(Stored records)
— START —

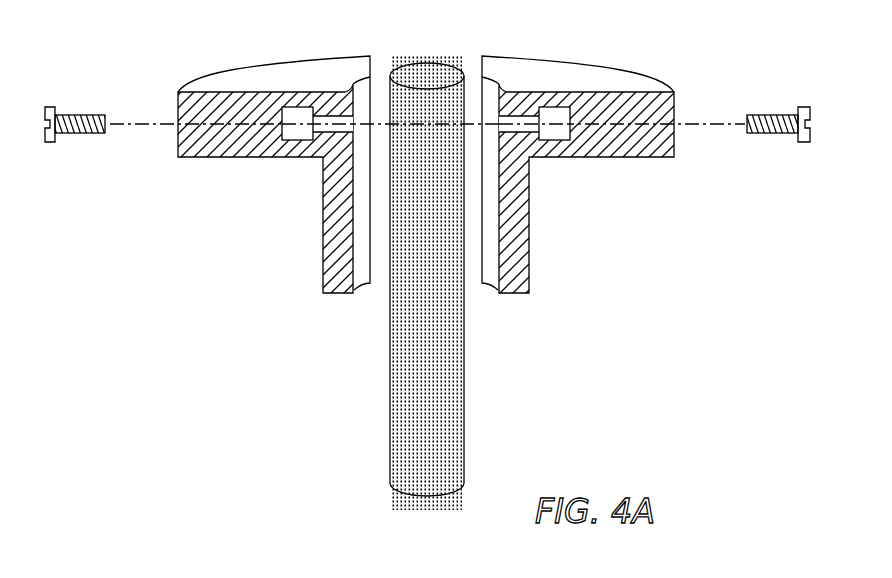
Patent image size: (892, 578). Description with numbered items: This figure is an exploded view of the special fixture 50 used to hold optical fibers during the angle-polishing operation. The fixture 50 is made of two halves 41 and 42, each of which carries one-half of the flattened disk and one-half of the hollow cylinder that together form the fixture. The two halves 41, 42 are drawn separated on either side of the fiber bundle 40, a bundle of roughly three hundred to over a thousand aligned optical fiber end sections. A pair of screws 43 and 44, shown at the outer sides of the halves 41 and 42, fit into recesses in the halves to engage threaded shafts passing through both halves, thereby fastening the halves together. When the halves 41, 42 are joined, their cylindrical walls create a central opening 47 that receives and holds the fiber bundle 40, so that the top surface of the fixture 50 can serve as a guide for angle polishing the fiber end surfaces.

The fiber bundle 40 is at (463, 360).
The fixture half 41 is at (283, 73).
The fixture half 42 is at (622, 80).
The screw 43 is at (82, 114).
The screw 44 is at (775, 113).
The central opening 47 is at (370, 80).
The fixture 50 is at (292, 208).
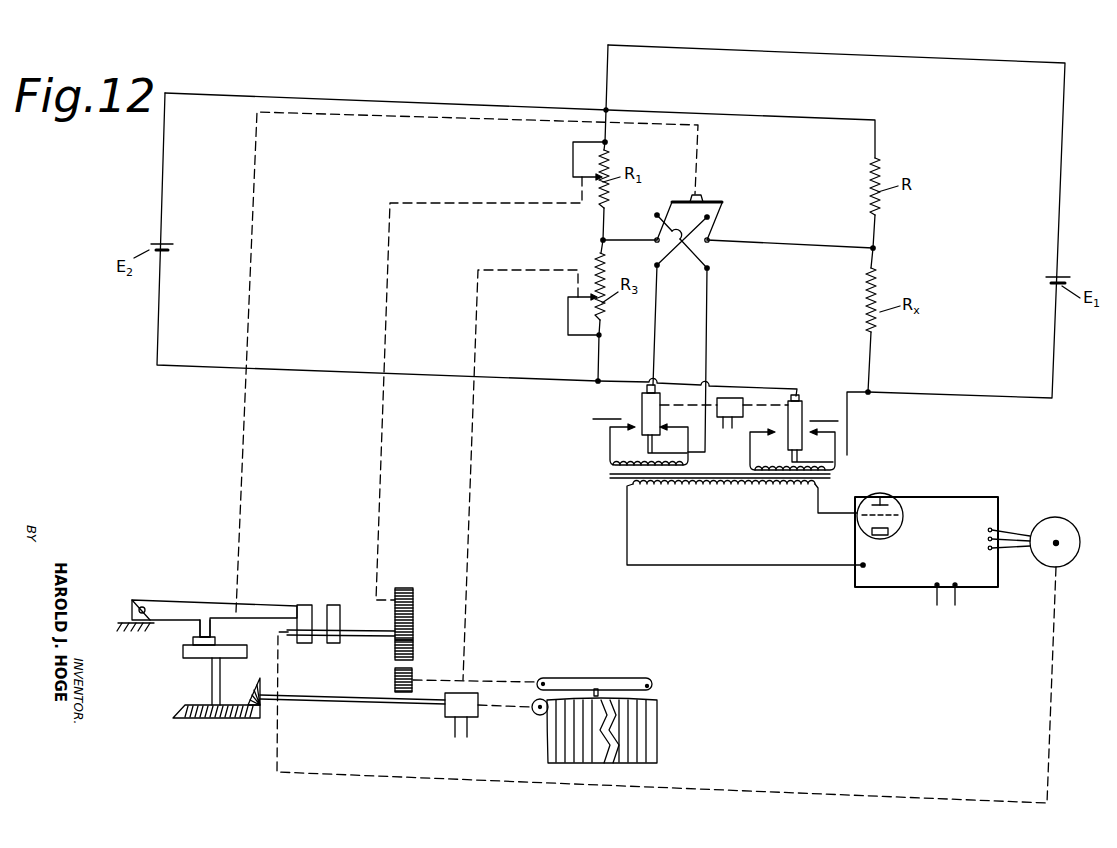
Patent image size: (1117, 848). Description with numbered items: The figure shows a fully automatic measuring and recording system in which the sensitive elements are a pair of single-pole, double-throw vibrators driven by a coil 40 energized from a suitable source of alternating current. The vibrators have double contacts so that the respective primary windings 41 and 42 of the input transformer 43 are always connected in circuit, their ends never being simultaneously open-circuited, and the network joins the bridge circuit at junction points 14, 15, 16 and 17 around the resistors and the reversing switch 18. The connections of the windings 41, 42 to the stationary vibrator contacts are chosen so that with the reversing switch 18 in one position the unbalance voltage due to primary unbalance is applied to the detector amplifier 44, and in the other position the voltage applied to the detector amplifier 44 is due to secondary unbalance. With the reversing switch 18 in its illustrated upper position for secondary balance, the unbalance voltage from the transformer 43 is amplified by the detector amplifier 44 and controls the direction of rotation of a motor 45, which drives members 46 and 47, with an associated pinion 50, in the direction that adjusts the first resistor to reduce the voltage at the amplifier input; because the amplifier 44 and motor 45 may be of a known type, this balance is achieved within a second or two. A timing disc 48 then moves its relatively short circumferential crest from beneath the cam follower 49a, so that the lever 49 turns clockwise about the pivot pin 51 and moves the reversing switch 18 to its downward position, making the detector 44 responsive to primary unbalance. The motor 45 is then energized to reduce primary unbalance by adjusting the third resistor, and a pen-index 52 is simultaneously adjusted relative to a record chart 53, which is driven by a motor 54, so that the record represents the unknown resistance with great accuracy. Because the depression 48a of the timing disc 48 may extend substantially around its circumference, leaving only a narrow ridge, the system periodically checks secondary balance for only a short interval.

— END —

*Do this*: Lay out as a Markdown table with columns "No." and "Text" the entries from their start through the line containing "The fixture 50 is at (292, 208).", giving each line a row number and skipping blank lines. Leave the pictures out.

*Final answer*:
| No. | Text |
|---|---|
| 1 | Patent image size: (892, 578). Description with numbered items: This figure is an exploded view of the special fixture 50 used to hold optical fibers during the angle-polishing operation. The fixture 50 is made of two halves 41 and 42, each of which carries one-half of the flattened disk and one-half of the hollow cylinder that together form the fixture. The two halves 41, 42 are drawn separated on either side of the fiber bundle 40, a bundle of roughly three hundred to over a thousand aligned optical fiber end sections. A pair of screws 43 and 44, shown at the outer sides of the halves 41 and 42, fit into recesses in the halves to engage threaded shafts passing through both halves, thereby fastening the halves together. When the halves 41, 42 are joined, their cylindrical walls create a central opening 47 that receives and holds the fiber bundle 40, so that the top surface of the fixture 50 can serve as a guide for angle polishing the fiber end surfaces. |
| 2 | The fiber bundle 40 is at (463, 360). |
| 3 | The fixture half 41 is at (283, 73). |
| 4 | The fixture half 42 is at (622, 80). |
| 5 | The screw 43 is at (82, 114). |
| 6 | The screw 44 is at (775, 113). |
| 7 | The central opening 47 is at (370, 80). |
| 8 | The fixture 50 is at (292, 208). |